TASK DESCRIPTION ▸ Make an exact copy of all the material below, apart from the pictures.

*** MATERIAL FOR THIS EXERCISE ***

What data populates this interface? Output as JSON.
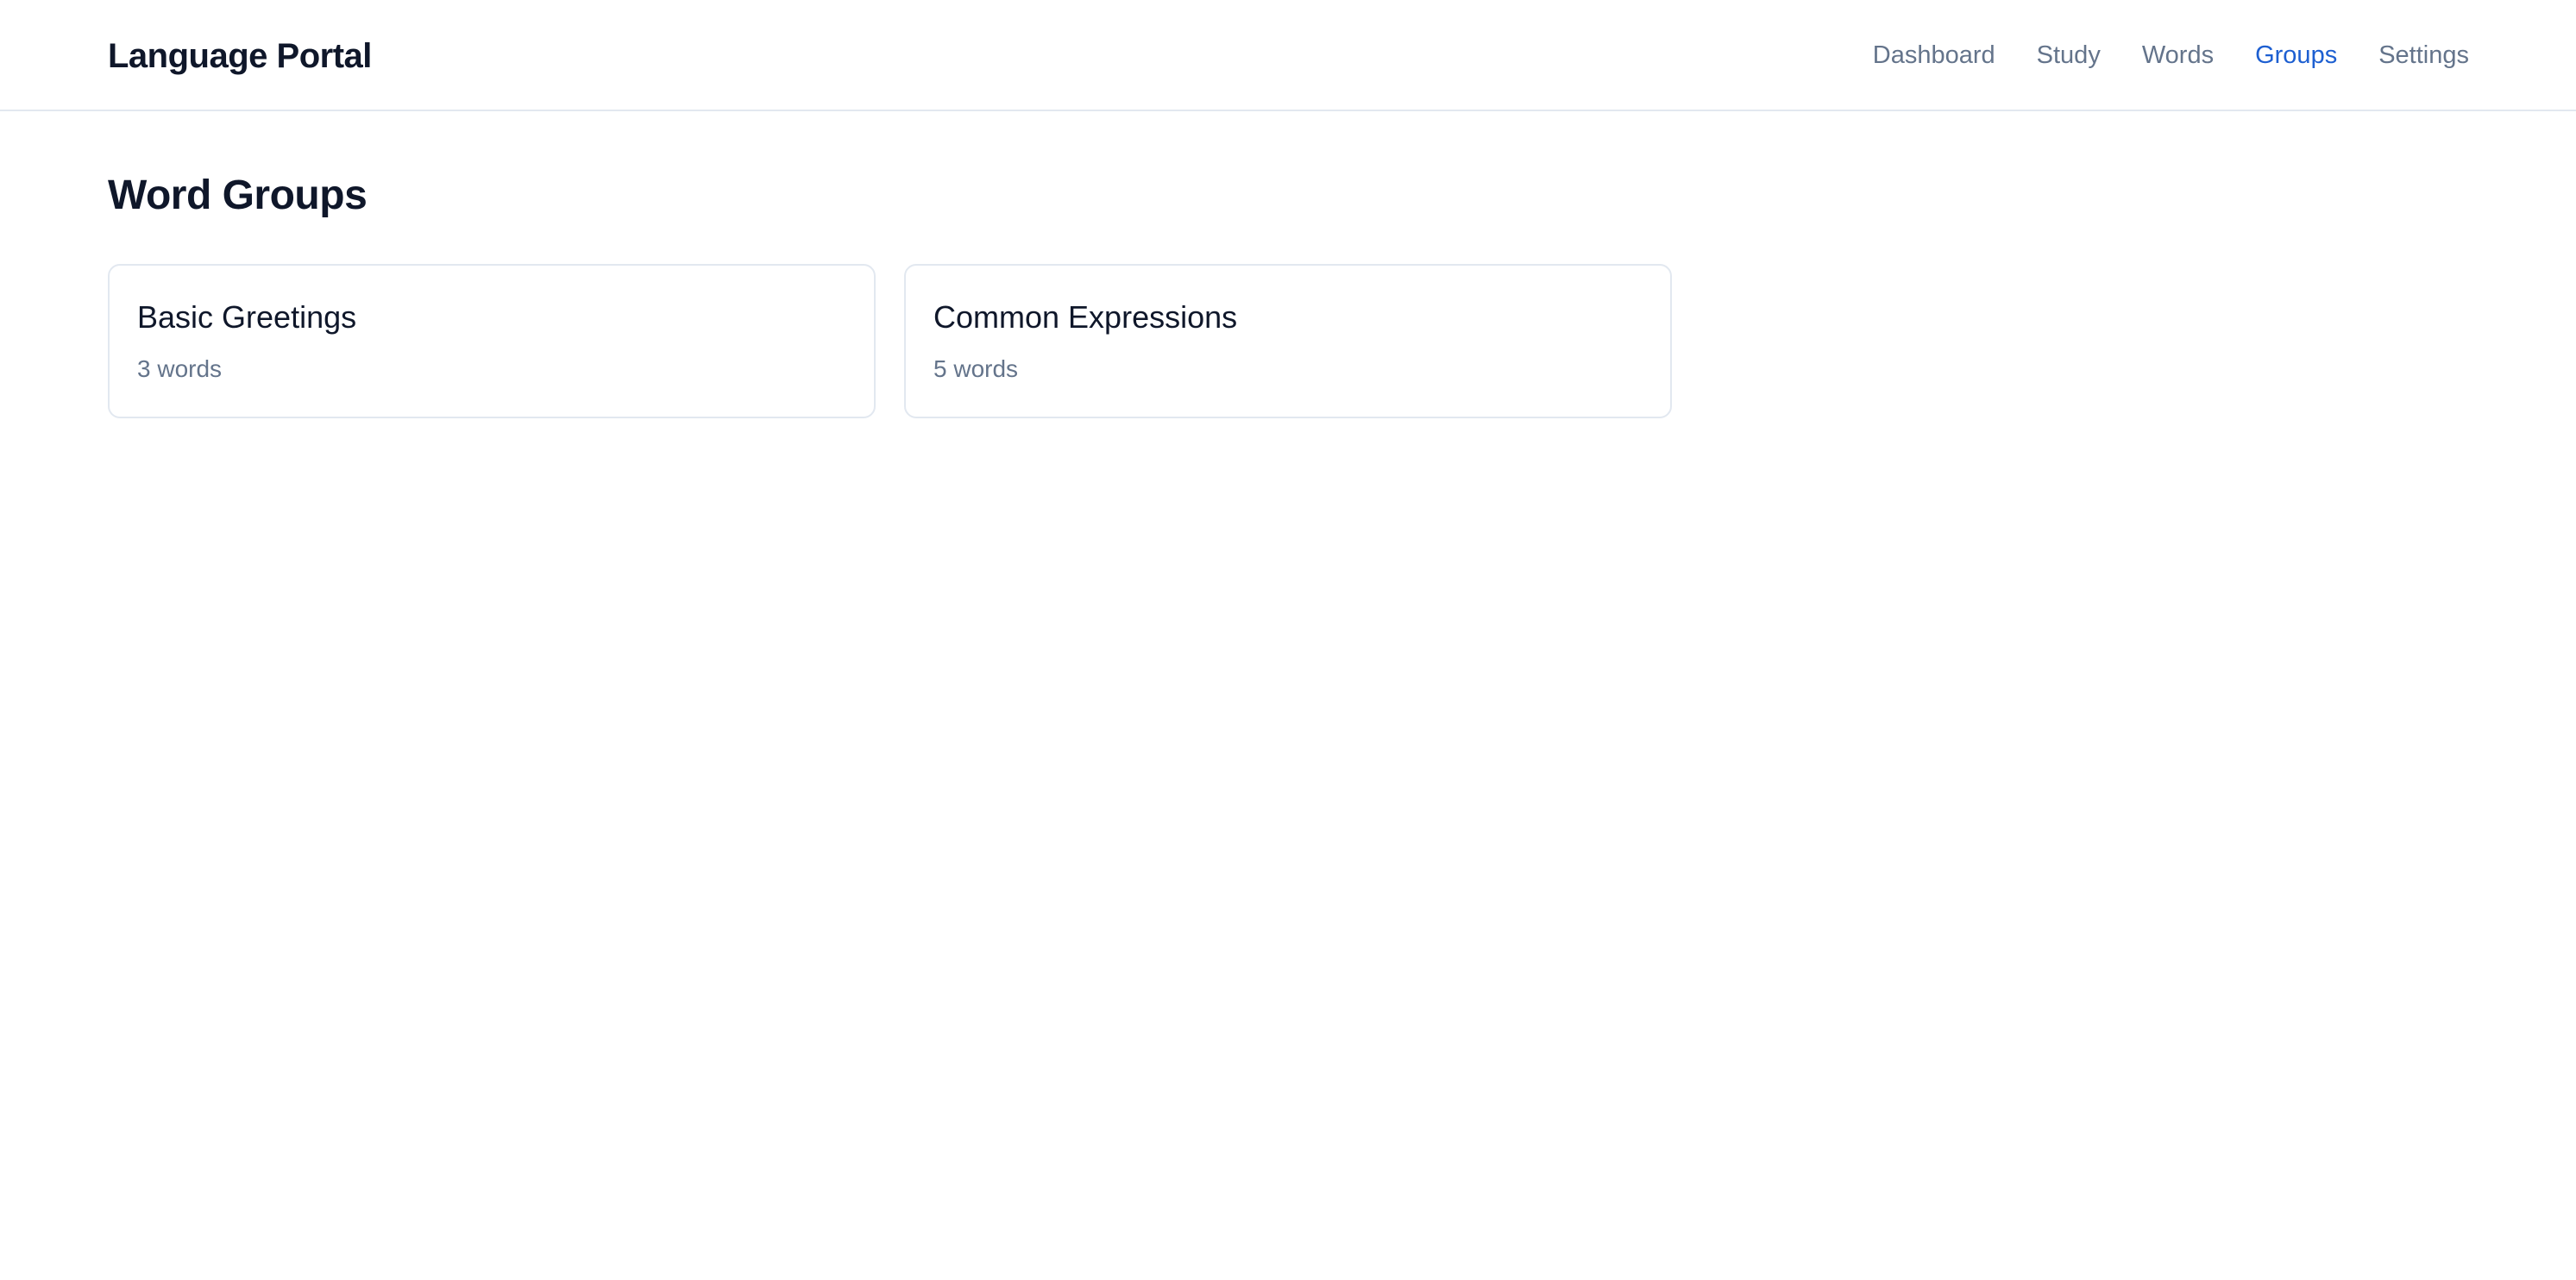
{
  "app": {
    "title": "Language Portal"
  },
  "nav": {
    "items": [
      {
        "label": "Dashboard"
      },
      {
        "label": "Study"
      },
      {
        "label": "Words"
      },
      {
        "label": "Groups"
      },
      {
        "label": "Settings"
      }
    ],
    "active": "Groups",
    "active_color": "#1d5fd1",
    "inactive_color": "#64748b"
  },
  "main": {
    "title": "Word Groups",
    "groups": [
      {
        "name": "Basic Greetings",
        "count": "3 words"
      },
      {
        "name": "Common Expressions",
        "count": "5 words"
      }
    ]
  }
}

***

WRITTEN REPLY ▸
What data populates this interface? Output as JSON.
{
  "app": {
    "title": "Language Portal"
  },
  "nav": {
    "items": [
      {
        "label": "Dashboard"
      },
      {
        "label": "Study"
      },
      {
        "label": "Words"
      },
      {
        "label": "Groups"
      },
      {
        "label": "Settings"
      }
    ],
    "active": "Groups",
    "active_color": "#1d5fd1",
    "inactive_color": "#64748b"
  },
  "main": {
    "title": "Word Groups",
    "groups": [
      {
        "name": "Basic Greetings",
        "count": "3 words"
      },
      {
        "name": "Common Expressions",
        "count": "5 words"
      }
    ]
  }
}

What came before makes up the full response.